● Set exercise: Show all lines from the data that include the word "Spotlight".
── Data records
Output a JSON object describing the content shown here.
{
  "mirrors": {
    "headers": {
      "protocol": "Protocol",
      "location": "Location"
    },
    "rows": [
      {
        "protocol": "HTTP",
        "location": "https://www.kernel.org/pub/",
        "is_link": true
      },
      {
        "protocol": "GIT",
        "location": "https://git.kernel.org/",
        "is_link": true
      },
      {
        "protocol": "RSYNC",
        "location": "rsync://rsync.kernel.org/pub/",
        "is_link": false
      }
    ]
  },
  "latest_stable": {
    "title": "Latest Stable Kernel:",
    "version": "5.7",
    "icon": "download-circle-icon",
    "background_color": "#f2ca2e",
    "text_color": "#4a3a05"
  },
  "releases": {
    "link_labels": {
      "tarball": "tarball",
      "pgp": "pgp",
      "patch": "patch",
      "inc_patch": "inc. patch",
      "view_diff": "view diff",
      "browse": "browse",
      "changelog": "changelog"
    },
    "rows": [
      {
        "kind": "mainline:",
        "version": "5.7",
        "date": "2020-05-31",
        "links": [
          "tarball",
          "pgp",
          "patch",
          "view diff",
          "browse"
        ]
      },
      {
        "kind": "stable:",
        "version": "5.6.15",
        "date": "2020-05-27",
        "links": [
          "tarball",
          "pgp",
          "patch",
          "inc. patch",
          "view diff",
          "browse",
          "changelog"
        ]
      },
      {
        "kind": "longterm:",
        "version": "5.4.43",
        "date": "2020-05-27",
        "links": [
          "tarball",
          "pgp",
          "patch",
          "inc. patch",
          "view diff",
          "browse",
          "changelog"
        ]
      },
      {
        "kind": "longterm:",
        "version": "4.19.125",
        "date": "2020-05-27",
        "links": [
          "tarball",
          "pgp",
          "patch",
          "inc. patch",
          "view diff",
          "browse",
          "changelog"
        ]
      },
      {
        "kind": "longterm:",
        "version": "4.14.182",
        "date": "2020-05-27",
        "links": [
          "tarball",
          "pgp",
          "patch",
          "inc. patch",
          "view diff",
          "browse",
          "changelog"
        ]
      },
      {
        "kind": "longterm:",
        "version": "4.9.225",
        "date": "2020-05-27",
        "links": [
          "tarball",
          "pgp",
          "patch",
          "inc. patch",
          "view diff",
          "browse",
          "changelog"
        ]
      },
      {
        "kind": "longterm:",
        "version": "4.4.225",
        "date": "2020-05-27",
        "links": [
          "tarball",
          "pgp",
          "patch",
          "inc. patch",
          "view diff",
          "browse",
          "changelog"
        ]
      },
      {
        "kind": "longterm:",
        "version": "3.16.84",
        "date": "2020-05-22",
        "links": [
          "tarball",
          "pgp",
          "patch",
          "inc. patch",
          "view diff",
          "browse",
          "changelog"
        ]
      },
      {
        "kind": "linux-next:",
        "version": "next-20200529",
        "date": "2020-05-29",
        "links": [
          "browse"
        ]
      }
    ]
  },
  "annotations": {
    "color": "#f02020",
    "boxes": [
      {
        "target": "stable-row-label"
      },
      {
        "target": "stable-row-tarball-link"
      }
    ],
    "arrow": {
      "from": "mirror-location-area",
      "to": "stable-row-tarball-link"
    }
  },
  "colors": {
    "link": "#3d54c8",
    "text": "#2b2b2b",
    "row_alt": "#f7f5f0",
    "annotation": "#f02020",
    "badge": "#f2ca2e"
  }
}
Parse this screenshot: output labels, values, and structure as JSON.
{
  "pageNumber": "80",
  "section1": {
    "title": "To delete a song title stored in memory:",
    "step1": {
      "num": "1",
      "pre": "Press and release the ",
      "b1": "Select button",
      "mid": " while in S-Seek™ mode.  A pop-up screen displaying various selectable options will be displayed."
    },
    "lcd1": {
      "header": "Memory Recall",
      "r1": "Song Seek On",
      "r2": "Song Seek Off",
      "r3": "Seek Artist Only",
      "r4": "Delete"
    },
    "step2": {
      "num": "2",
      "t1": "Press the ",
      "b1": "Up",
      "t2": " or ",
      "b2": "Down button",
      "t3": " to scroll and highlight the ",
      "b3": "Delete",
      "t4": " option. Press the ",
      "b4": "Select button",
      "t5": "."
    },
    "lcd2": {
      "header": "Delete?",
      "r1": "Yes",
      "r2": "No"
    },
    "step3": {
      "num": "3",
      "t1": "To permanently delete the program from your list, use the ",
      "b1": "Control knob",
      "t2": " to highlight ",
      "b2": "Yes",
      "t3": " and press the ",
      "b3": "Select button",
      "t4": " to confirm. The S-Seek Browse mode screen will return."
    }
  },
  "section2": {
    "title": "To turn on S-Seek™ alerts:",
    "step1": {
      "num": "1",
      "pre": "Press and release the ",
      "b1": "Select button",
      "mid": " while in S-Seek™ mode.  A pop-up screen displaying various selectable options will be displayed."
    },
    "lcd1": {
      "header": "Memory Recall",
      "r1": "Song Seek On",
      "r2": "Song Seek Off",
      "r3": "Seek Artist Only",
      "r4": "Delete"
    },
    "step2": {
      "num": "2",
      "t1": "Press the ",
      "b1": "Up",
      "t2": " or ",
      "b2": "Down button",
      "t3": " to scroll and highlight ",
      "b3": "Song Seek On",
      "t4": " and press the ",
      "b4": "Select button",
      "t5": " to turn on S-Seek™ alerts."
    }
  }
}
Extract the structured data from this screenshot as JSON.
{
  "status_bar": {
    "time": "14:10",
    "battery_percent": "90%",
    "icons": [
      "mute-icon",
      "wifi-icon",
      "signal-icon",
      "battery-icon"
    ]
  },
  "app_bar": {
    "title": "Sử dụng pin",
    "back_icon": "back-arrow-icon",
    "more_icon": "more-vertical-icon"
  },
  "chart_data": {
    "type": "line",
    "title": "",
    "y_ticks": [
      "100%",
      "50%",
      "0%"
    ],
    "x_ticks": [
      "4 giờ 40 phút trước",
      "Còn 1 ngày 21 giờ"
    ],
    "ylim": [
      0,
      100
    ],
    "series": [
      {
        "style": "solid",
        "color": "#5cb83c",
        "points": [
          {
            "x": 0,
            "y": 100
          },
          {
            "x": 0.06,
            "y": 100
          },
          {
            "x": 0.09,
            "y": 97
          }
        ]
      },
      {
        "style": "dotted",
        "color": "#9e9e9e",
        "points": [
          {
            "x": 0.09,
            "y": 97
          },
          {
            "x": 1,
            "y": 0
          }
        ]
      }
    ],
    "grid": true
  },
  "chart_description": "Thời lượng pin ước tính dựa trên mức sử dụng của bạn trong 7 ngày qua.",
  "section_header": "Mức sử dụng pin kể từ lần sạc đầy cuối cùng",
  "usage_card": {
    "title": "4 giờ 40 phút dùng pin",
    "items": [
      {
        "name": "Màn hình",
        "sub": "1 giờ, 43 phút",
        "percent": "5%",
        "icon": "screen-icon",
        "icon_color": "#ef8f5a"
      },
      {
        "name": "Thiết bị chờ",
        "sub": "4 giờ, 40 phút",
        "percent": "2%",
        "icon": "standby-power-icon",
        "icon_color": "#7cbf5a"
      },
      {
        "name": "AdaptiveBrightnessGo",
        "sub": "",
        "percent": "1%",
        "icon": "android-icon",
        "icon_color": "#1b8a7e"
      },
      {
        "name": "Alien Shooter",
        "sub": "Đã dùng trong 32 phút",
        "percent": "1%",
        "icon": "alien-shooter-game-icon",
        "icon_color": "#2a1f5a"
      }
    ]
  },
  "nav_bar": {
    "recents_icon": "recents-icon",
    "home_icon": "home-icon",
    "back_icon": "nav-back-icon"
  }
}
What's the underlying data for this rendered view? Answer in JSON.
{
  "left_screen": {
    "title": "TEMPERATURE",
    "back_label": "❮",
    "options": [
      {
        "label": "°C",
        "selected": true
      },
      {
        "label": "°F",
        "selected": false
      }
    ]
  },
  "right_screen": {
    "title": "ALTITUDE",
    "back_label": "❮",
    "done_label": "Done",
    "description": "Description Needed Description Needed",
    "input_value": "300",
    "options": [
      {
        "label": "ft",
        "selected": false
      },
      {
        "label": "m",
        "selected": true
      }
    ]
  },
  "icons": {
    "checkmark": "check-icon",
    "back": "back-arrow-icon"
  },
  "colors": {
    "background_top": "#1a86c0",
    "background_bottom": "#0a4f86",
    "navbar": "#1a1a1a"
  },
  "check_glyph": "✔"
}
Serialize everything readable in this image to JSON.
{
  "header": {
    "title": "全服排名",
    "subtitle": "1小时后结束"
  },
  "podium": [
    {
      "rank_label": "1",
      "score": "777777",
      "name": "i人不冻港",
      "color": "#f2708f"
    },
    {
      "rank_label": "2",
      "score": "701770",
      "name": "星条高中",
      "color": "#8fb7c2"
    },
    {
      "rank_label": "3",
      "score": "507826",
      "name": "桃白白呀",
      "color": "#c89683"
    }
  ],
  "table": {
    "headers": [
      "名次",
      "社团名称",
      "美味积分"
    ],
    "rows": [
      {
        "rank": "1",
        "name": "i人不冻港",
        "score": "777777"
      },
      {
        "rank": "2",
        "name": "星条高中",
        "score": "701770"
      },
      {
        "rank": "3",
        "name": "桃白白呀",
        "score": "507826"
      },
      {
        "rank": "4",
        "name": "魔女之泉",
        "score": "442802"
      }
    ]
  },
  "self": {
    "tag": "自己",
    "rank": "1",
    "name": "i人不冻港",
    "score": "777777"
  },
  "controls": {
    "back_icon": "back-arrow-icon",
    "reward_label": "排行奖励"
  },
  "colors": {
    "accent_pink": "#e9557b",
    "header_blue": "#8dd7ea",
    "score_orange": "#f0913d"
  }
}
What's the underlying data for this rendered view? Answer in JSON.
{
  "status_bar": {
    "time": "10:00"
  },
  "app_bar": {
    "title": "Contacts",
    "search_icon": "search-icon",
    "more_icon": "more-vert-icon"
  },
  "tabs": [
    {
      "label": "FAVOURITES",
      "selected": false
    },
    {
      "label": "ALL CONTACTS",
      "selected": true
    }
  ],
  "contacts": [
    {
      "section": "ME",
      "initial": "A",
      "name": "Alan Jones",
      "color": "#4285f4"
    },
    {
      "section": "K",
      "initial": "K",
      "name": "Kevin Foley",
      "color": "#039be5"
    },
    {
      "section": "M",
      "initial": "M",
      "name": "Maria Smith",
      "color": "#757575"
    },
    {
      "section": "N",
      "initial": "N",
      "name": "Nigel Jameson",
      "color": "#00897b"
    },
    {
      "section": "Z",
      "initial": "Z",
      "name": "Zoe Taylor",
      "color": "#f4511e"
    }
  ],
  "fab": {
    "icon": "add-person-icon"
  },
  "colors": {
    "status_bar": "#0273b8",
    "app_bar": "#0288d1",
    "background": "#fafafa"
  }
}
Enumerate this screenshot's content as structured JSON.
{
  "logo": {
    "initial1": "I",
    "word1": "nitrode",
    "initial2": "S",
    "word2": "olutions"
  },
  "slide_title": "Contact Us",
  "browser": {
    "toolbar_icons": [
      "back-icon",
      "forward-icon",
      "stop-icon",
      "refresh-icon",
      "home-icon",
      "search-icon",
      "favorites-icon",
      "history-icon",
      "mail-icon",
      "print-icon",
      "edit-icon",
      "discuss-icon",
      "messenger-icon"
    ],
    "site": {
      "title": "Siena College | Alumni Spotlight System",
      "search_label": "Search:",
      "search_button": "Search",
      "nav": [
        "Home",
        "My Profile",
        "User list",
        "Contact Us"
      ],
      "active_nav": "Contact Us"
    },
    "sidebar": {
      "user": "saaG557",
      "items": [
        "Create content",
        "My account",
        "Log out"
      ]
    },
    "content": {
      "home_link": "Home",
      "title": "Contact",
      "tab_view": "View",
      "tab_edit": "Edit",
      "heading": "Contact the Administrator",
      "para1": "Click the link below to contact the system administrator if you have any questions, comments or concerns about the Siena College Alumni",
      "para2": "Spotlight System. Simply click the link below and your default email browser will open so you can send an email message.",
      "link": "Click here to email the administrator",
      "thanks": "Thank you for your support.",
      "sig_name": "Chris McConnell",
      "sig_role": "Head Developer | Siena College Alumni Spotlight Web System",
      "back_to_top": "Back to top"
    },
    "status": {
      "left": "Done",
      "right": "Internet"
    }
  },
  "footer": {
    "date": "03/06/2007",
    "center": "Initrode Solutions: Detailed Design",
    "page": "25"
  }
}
────
● Solution:
      "title": "Siena College | Alumni Spotlight System",
      "para2": "Spotlight System. Simply click the link below and your default email browser will open so you can send an email message.",
      "sig_role": "Head Developer | Siena College Alumni Spotlight Web System",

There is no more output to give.